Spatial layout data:
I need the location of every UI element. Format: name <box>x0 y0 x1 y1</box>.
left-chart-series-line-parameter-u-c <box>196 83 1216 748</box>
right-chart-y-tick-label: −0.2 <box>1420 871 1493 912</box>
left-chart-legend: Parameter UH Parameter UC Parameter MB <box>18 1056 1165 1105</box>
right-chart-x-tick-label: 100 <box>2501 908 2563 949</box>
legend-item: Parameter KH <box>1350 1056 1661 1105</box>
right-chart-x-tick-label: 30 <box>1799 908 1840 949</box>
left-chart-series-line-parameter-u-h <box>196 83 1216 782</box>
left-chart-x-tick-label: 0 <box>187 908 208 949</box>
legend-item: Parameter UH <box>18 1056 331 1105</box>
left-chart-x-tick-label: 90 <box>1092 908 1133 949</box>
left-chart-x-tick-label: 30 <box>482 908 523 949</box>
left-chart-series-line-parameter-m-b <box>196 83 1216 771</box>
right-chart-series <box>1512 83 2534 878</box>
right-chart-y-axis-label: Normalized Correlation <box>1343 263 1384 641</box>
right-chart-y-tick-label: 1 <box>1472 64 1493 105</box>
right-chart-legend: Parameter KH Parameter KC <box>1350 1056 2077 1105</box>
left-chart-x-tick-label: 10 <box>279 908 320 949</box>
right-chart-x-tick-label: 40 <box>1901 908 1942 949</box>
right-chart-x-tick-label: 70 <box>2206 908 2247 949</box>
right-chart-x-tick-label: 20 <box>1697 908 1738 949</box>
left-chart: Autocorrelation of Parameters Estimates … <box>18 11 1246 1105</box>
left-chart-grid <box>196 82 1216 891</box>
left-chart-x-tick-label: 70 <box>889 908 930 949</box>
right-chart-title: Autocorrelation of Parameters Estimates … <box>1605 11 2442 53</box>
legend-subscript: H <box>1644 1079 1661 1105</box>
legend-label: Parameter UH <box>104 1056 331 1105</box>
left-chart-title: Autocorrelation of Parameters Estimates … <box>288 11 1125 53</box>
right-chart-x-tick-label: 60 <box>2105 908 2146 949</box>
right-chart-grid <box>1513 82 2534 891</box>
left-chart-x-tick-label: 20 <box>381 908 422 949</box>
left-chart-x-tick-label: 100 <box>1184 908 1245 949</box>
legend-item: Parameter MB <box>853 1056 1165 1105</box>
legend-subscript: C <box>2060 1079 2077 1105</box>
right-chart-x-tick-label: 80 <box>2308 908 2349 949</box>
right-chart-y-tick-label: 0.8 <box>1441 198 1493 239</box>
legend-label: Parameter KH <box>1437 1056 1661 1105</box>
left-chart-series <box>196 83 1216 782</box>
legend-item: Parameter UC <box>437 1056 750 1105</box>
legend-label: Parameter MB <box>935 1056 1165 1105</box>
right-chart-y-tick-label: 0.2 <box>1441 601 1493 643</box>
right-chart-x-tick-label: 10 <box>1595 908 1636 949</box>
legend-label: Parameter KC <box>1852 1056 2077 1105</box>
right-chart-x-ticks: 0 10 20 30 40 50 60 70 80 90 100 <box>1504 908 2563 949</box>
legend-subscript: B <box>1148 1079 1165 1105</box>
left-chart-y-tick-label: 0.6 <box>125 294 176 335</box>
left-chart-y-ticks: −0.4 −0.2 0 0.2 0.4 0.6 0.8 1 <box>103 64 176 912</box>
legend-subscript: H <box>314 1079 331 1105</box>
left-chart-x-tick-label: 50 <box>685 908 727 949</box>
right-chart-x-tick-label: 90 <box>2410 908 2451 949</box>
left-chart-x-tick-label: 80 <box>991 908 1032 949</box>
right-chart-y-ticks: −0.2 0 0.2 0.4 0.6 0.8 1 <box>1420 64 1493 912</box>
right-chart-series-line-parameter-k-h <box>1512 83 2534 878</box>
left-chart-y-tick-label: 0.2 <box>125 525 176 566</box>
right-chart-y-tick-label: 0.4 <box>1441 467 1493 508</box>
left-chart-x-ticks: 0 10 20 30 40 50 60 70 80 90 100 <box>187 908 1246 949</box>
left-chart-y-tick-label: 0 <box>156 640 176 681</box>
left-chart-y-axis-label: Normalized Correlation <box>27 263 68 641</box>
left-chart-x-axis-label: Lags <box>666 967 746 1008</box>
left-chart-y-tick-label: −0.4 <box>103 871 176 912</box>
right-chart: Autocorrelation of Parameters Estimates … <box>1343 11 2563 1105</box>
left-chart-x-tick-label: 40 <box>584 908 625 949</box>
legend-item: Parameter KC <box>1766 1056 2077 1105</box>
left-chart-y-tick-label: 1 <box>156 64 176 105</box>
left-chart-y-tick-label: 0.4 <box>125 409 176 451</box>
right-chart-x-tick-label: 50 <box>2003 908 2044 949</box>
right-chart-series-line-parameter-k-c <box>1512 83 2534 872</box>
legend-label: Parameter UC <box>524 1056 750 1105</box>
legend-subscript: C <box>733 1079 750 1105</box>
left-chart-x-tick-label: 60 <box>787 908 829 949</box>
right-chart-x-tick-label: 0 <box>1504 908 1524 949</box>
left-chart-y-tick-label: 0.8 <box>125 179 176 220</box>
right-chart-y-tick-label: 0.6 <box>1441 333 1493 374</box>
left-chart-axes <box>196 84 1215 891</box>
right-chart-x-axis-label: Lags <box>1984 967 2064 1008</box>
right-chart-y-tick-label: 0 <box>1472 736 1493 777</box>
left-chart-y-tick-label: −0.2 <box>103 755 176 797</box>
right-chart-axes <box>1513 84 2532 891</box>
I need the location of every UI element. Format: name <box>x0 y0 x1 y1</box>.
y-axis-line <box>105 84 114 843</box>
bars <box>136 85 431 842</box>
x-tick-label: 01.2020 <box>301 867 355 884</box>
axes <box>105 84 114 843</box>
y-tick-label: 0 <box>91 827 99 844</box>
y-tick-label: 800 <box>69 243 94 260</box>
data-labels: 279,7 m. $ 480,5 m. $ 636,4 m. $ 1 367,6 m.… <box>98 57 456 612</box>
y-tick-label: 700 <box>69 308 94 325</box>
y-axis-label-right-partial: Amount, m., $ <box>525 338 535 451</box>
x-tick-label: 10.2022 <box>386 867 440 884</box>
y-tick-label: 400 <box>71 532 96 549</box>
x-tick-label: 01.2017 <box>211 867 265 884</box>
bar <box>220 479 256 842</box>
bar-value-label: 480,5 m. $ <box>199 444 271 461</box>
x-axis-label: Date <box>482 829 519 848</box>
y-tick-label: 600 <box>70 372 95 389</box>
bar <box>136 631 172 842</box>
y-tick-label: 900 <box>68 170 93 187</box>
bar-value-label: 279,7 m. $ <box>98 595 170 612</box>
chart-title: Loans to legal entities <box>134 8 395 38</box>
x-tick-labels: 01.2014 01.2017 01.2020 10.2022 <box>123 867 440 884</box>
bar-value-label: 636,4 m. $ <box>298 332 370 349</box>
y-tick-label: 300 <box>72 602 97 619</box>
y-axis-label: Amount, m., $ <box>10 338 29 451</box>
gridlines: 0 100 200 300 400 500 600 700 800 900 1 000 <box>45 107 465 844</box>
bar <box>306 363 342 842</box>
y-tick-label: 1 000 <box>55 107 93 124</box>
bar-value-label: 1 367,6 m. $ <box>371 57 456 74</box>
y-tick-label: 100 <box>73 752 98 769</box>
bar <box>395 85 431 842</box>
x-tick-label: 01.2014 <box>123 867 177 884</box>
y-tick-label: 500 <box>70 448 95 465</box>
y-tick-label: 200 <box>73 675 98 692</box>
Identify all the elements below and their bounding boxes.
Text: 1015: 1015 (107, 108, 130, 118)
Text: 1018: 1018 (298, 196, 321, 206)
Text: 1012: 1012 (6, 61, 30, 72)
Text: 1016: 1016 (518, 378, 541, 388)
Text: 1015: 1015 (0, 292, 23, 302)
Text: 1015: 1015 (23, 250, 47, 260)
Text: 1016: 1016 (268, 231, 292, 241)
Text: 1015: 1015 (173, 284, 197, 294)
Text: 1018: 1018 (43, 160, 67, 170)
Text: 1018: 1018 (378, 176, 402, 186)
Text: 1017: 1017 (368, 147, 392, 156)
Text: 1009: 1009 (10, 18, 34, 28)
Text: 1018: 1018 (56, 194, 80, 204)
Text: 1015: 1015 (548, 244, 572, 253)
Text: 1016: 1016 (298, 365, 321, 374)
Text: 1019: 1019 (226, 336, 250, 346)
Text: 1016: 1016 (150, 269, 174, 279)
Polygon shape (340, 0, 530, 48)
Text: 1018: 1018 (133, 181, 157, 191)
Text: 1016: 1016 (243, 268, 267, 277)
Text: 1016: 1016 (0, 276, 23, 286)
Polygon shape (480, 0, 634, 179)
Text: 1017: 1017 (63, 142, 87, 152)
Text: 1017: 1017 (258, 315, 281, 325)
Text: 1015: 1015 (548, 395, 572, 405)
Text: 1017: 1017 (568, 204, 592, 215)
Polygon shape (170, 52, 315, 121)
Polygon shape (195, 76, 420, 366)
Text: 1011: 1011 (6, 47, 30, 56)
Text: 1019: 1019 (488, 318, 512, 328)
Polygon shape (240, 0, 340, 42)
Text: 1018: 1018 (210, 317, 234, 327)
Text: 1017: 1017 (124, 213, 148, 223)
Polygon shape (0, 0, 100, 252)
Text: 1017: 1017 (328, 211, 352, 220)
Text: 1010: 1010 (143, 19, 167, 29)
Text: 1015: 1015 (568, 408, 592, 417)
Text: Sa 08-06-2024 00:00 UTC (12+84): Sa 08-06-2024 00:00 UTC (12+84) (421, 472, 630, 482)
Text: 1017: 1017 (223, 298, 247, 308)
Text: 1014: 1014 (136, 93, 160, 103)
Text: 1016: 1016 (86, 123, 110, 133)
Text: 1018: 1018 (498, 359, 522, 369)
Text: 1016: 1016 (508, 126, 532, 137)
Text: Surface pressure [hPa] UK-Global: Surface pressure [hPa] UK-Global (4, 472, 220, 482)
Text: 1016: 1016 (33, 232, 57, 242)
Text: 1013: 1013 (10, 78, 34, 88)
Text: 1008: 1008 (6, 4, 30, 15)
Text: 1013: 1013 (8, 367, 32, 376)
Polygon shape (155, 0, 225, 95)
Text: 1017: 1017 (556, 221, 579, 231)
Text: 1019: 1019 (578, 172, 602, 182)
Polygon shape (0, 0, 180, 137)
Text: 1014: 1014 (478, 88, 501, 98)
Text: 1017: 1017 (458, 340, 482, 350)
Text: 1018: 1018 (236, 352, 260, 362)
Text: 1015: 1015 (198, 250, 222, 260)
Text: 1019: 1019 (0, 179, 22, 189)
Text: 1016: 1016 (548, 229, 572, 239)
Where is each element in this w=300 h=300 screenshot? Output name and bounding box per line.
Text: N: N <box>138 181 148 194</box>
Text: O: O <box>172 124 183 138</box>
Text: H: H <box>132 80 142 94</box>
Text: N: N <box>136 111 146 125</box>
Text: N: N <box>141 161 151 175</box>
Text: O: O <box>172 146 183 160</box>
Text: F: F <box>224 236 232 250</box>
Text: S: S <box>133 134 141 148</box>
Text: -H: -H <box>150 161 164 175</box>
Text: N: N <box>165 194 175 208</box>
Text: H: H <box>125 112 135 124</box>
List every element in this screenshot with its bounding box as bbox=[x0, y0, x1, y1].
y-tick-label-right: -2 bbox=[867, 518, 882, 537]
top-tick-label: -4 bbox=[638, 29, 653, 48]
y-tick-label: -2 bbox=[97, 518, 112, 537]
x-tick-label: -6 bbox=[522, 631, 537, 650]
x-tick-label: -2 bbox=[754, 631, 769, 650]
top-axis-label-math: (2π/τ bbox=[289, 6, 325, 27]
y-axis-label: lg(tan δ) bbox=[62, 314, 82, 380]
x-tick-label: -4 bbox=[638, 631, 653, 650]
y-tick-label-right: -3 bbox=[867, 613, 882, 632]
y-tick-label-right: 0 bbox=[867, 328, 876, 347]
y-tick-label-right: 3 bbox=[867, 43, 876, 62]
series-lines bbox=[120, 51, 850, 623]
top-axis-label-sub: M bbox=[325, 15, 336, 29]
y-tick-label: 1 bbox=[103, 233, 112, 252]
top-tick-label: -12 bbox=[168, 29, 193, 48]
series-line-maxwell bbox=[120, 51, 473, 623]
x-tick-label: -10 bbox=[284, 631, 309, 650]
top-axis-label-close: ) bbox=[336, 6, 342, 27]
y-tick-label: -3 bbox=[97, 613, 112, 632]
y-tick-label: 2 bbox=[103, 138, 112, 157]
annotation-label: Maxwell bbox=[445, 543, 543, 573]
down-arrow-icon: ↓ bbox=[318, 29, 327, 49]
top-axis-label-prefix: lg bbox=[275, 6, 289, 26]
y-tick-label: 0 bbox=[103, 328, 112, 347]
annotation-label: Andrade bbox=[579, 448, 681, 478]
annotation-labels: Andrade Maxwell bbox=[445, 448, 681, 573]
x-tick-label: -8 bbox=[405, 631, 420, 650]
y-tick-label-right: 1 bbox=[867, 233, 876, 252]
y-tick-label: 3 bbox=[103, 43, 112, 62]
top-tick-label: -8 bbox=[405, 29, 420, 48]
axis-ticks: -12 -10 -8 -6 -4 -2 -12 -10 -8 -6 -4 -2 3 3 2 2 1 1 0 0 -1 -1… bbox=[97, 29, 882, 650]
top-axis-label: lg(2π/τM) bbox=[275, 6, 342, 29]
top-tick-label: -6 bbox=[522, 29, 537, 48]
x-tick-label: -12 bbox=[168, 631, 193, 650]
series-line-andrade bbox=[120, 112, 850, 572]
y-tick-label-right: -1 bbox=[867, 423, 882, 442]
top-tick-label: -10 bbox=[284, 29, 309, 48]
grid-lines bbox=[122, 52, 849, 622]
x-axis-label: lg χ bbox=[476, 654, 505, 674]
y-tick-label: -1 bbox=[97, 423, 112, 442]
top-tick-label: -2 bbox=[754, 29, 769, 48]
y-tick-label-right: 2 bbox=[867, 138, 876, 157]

DIRECTIVE
Output the lines from the start of the records up to and including the line with "left-chart-x-tick-label: 100 <box>1184", unchanged.

ANSWER TO THE PROBLEM
I need the location of every UI element. Format: name <box>x0 y0 x1 y1</box>.
left-chart-series-line-parameter-u-c <box>196 83 1216 748</box>
right-chart-y-tick-label: −0.2 <box>1420 871 1493 912</box>
left-chart-legend: Parameter UH Parameter UC Parameter MB <box>18 1056 1165 1105</box>
right-chart-x-tick-label: 100 <box>2501 908 2563 949</box>
legend-item: Parameter KH <box>1350 1056 1661 1105</box>
right-chart-x-tick-label: 30 <box>1799 908 1840 949</box>
left-chart-series-line-parameter-u-h <box>196 83 1216 782</box>
left-chart-x-tick-label: 0 <box>187 908 208 949</box>
legend-item: Parameter UH <box>18 1056 331 1105</box>
left-chart-x-tick-label: 90 <box>1092 908 1133 949</box>
left-chart-x-tick-label: 30 <box>482 908 523 949</box>
left-chart-series-line-parameter-m-b <box>196 83 1216 771</box>
right-chart-series <box>1512 83 2534 878</box>
right-chart-y-axis-label: Normalized Correlation <box>1343 263 1384 641</box>
right-chart-y-tick-label: 1 <box>1472 64 1493 105</box>
right-chart-legend: Parameter KH Parameter KC <box>1350 1056 2077 1105</box>
left-chart-x-tick-label: 10 <box>279 908 320 949</box>
right-chart-x-tick-label: 40 <box>1901 908 1942 949</box>
right-chart-x-tick-label: 70 <box>2206 908 2247 949</box>
right-chart-x-tick-label: 20 <box>1697 908 1738 949</box>
left-chart: Autocorrelation of Parameters Estimates … <box>18 11 1246 1105</box>
left-chart-grid <box>196 82 1216 891</box>
left-chart-x-tick-label: 70 <box>889 908 930 949</box>
right-chart-title: Autocorrelation of Parameters Estimates … <box>1605 11 2442 53</box>
legend-subscript: H <box>1644 1079 1661 1105</box>
legend-label: Parameter UH <box>104 1056 331 1105</box>
left-chart-title: Autocorrelation of Parameters Estimates … <box>288 11 1125 53</box>
right-chart-x-tick-label: 60 <box>2105 908 2146 949</box>
right-chart-grid <box>1513 82 2534 891</box>
left-chart-x-tick-label: 20 <box>381 908 422 949</box>
left-chart-x-tick-label: 100 <box>1184 908 1245 949</box>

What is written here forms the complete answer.